-- start RECORD EXTRACTS --

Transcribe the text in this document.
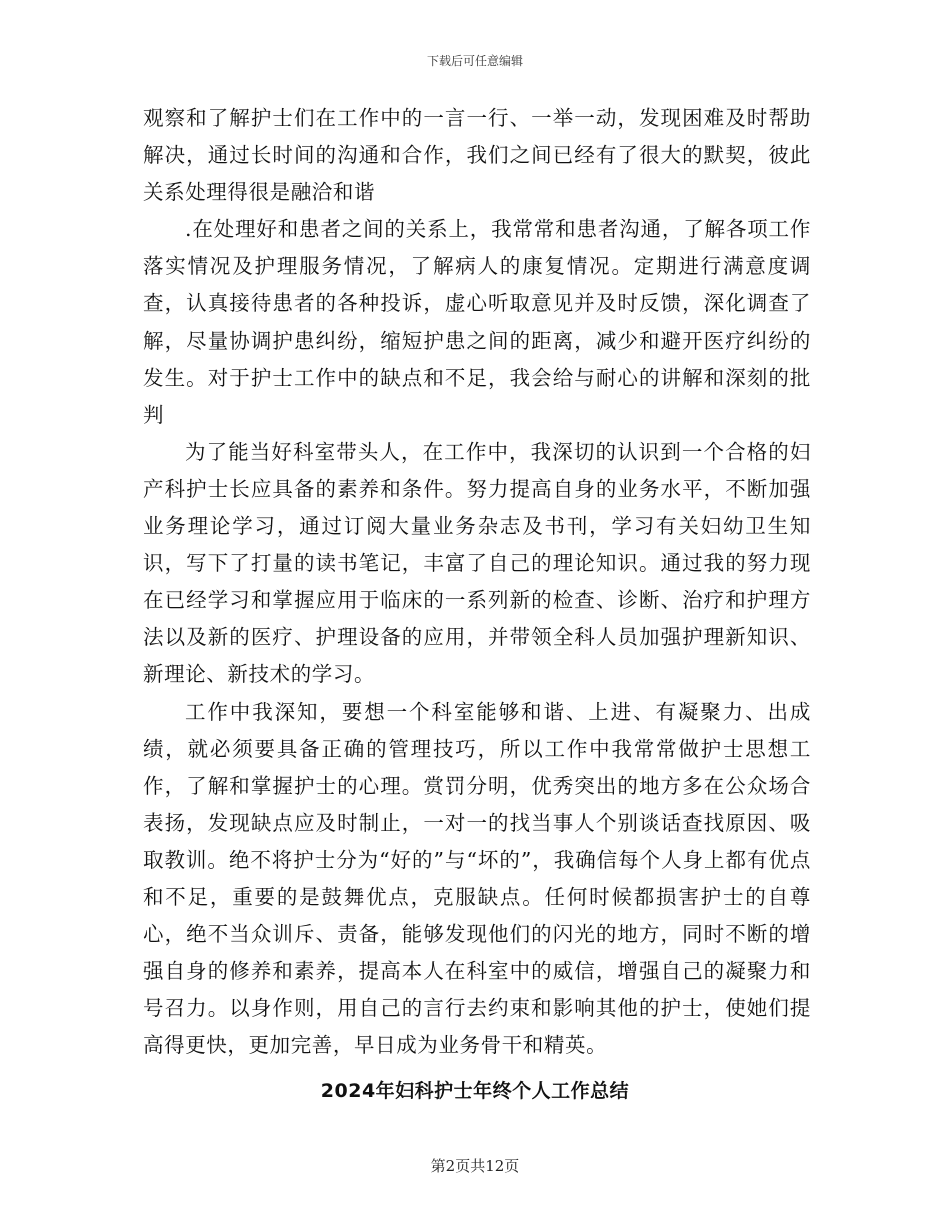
下载后可任意编辑

观察和了解护士们在工作中的一言一行、一举一动，发现困难及时帮助解决，通过长时间的沟通和合作，我们之间已经有了很大的默契，彼此关系处理得很是融洽和谐

.在处理好和患者之间的关系上，我常常和患者沟通，了解各项工作落实情况及护理服务情况，了解病人的康复情况。定期进行满意度调查，认真接待患者的各种投诉，虚心听取意见并及时反馈，深化调查了解，尽量协调护患纠纷，缩短护患之间的距离，减少和避开医疗纠纷的发生。对于护士工作中的缺点和不足，我会给与耐心的讲解和深刻的批判

为了能当好科室带头人，在工作中，我深切的认识到一个合格的妇产科护士长应具备的素养和条件。努力提高自身的业务水平，不断加强业务理论学习，通过订阅大量业务杂志及书刊，学习有关妇幼卫生知识，写下了打量的读书笔记，丰富了自己的理论知识。通过我的努力现在已经学习和掌握应用于临床的一系列新的检查、诊断、治疗和护理方法以及新的医疗、护理设备的应用，并带领全科人员加强护理新知识、新理论、新技术的学习。

工作中我深知，要想一个科室能够和谐、上进、有凝聚力、出成绩，就必须要具备正确的管理技巧，所以工作中我常常做护士思想工作，了解和掌握护士的心理。赏罚分明，优秀突出的地方多在公众场合表扬，发现缺点应及时制止，一对一的找当事人个别谈话查找原因、吸取教训。绝不将护士分为“好的”与“坏的”，我确信每个人身上都有优点和不足，重要的是鼓舞优点，克服缺点。任何时候都损害护士的自尊心，绝不当众训斥、责备，能够发现他们的闪光的地方，同时不断的增强自身的修养和素养，提高本人在科室中的威信，增强自己的凝聚力和号召力。以身作则，用自己的言行去约束和影响其他的护士，使她们提高得更快，更加完善，早日成为业务骨干和精英。

2024年妇科护士年终个人工作总结
第2页共12页
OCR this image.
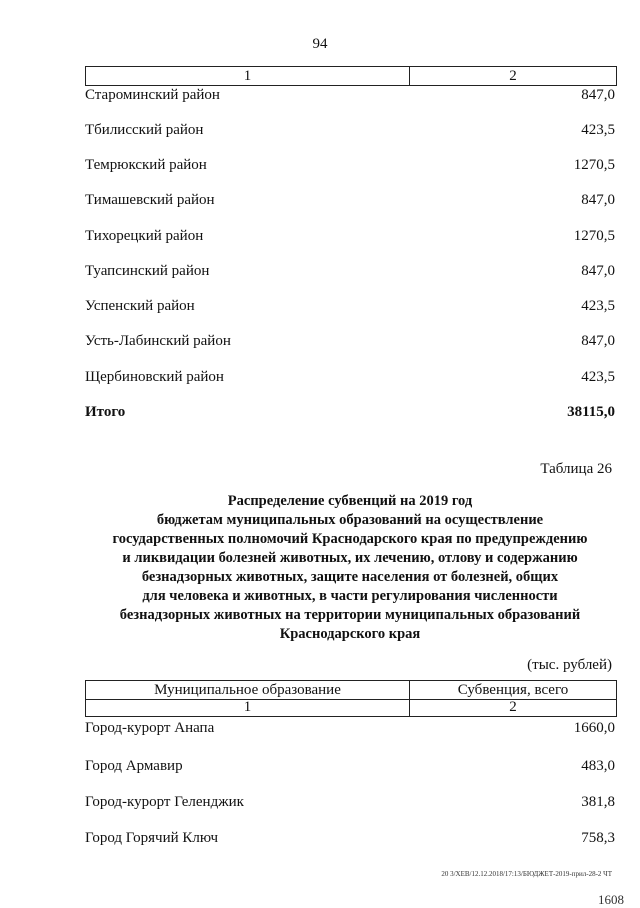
94
1	2
Староминский район	847,0
Тбилисский район	423,5
Темрюкский район	1270,5
Тимашевский район	847,0
Тихорецкий район	1270,5
Туапсинский район	847,0
Успенский район	423,5
Усть-Лабинский район	847,0
Щербиновский район	423,5
Итого	38115,0
Таблица 26
Распределение субвенций на 2019 год
бюджетам муниципальных образований на осуществление
государственных полномочий Краснодарского края по предупреждению
и ликвидации болезней животных, их лечению, отлову и содержанию
безнадзорных животных, защите населения от болезней, общих
для человека и животных, в части регулирования численности
безнадзорных животных на территории муниципальных образований
Краснодарского края
(тыс. рублей)
Муниципальное образование	Субвенция, всего
1	2
Город-курорт Анапа	1660,0
Город Армавир	483,0
Город-курорт Геленджик	381,8
Город Горячий Ключ	758,3
20 3/ХЕВ/12.12.2018/17:13/БЮДЖЕТ-2019-прил-28-2 ЧТ
1608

-- end RECORD EXTRACTS --

_WORK TO BE COMPLETED:_ Copy out the listing exactly as it stands, but not the pictures.

_TASK OUTPUT:_
Transcribe the text in this document.
下载后可任意编辑

观察和了解护士们在工作中的一言一行、一举一动，发现困难及时帮助解决，通过长时间的沟通和合作，我们之间已经有了很大的默契，彼此关系处理得很是融洽和谐

.在处理好和患者之间的关系上，我常常和患者沟通，了解各项工作落实情况及护理服务情况，了解病人的康复情况。定期进行满意度调查，认真接待患者的各种投诉，虚心听取意见并及时反馈，深化调查了解，尽量协调护患纠纷，缩短护患之间的距离，减少和避开医疗纠纷的发生。对于护士工作中的缺点和不足，我会给与耐心的讲解和深刻的批判

为了能当好科室带头人，在工作中，我深切的认识到一个合格的妇产科护士长应具备的素养和条件。努力提高自身的业务水平，不断加强业务理论学习，通过订阅大量业务杂志及书刊，学习有关妇幼卫生知识，写下了打量的读书笔记，丰富了自己的理论知识。通过我的努力现在已经学习和掌握应用于临床的一系列新的检查、诊断、治疗和护理方法以及新的医疗、护理设备的应用，并带领全科人员加强护理新知识、新理论、新技术的学习。

工作中我深知，要想一个科室能够和谐、上进、有凝聚力、出成绩，就必须要具备正确的管理技巧，所以工作中我常常做护士思想工作，了解和掌握护士的心理。赏罚分明，优秀突出的地方多在公众场合表扬，发现缺点应及时制止，一对一的找当事人个别谈话查找原因、吸取教训。绝不将护士分为“好的”与“坏的”，我确信每个人身上都有优点和不足，重要的是鼓舞优点，克服缺点。任何时候都损害护士的自尊心，绝不当众训斥、责备，能够发现他们的闪光的地方，同时不断的增强自身的修养和素养，提高本人在科室中的威信，增强自己的凝聚力和号召力。以身作则，用自己的言行去约束和影响其他的护士，使她们提高得更快，更加完善，早日成为业务骨干和精英。

2024年妇科护士年终个人工作总结
第2页共12页
OCR this image.
94
1	2
Староминский район	847,0
Тбилисский район	423,5
Темрюкский район	1270,5
Тимашевский район	847,0
Тихорецкий район	1270,5
Туапсинский район	847,0
Успенский район	423,5
Усть-Лабинский район	847,0
Щербиновский район	423,5
Итого	38115,0
Таблица 26
Распределение субвенций на 2019 год
бюджетам муниципальных образований на осуществление
государственных полномочий Краснодарского края по предупреждению
и ликвидации болезней животных, их лечению, отлову и содержанию
безнадзорных животных, защите населения от болезней, общих
для человека и животных, в части регулирования численности
безнадзорных животных на территории муниципальных образований
Краснодарского края
(тыс. рублей)
Муниципальное образование	Субвенция, всего
1	2
Город-курорт Анапа	1660,0
Город Армавир	483,0
Город-курорт Геленджик	381,8
Город Горячий Ключ	758,3
20 3/ХЕВ/12.12.2018/17:13/БЮДЖЕТ-2019-прил-28-2 ЧТ
1608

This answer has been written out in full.